━━ Stored data

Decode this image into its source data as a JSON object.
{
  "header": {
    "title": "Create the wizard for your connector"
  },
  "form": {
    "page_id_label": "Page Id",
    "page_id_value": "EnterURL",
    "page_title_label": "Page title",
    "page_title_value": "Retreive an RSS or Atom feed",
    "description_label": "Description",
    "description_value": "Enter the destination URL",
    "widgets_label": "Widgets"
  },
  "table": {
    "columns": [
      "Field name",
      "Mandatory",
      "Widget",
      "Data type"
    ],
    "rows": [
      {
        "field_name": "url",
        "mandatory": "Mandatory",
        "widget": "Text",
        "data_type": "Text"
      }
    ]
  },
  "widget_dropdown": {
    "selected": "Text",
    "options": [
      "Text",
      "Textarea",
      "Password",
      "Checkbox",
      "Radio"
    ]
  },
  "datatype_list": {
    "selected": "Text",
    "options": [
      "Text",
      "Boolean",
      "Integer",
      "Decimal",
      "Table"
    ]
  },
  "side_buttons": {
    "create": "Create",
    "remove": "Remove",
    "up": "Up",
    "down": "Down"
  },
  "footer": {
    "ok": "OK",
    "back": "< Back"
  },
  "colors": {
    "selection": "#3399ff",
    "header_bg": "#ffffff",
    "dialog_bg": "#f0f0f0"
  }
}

━━━━

> **What you need to do**
Write out every entry word for word.

> **Response to this exercise**
Decode this image into its source data as a JSON object.
{
  "header": {
    "title": "Create the wizard for your connector"
  },
  "form": {
    "page_id_label": "Page Id",
    "page_id_value": "EnterURL",
    "page_title_label": "Page title",
    "page_title_value": "Retreive an RSS or Atom feed",
    "description_label": "Description",
    "description_value": "Enter the destination URL",
    "widgets_label": "Widgets"
  },
  "table": {
    "columns": [
      "Field name",
      "Mandatory",
      "Widget",
      "Data type"
    ],
    "rows": [
      {
        "field_name": "url",
        "mandatory": "Mandatory",
        "widget": "Text",
        "data_type": "Text"
      }
    ]
  },
  "widget_dropdown": {
    "selected": "Text",
    "options": [
      "Text",
      "Textarea",
      "Password",
      "Checkbox",
      "Radio"
    ]
  },
  "datatype_list": {
    "selected": "Text",
    "options": [
      "Text",
      "Boolean",
      "Integer",
      "Decimal",
      "Table"
    ]
  },
  "side_buttons": {
    "create": "Create",
    "remove": "Remove",
    "up": "Up",
    "down": "Down"
  },
  "footer": {
    "ok": "OK",
    "back": "< Back"
  },
  "colors": {
    "selection": "#3399ff",
    "header_bg": "#ffffff",
    "dialog_bg": "#f0f0f0"
  }
}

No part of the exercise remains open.